PROBLEM TO WORK ON:
Which lines contain the string "this"? Please list every one of them.

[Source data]

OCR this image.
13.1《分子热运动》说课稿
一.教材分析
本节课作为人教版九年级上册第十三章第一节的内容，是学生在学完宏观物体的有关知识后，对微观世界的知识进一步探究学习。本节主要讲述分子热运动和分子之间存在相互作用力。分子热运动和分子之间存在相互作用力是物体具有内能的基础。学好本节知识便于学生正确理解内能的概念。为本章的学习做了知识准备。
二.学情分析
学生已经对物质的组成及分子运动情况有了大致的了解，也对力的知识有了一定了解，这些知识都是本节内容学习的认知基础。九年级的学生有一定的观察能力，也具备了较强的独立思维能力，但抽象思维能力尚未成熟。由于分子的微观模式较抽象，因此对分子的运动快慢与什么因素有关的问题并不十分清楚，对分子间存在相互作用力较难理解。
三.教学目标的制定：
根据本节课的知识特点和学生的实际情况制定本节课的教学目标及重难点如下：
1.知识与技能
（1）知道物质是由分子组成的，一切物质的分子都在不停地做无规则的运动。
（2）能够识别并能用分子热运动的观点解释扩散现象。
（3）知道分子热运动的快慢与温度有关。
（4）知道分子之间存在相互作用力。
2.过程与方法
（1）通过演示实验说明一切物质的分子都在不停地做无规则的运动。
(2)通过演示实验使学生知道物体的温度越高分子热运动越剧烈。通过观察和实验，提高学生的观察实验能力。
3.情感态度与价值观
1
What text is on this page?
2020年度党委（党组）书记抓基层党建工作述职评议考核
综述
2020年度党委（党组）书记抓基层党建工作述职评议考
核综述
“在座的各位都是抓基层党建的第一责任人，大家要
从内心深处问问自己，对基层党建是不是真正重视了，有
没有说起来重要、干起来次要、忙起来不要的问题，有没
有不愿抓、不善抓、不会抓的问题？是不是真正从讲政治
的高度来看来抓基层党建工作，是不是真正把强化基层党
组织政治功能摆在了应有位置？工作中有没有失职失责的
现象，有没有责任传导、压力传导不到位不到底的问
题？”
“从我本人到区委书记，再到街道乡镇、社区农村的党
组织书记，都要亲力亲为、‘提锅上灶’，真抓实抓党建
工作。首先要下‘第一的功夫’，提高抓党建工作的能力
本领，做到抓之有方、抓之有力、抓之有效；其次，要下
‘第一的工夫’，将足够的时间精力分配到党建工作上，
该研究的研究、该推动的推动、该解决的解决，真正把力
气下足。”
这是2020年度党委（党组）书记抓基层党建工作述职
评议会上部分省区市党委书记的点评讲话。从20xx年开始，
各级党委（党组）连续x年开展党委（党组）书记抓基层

WORKED SOLUTION:
OCR this image.
What text is on this page?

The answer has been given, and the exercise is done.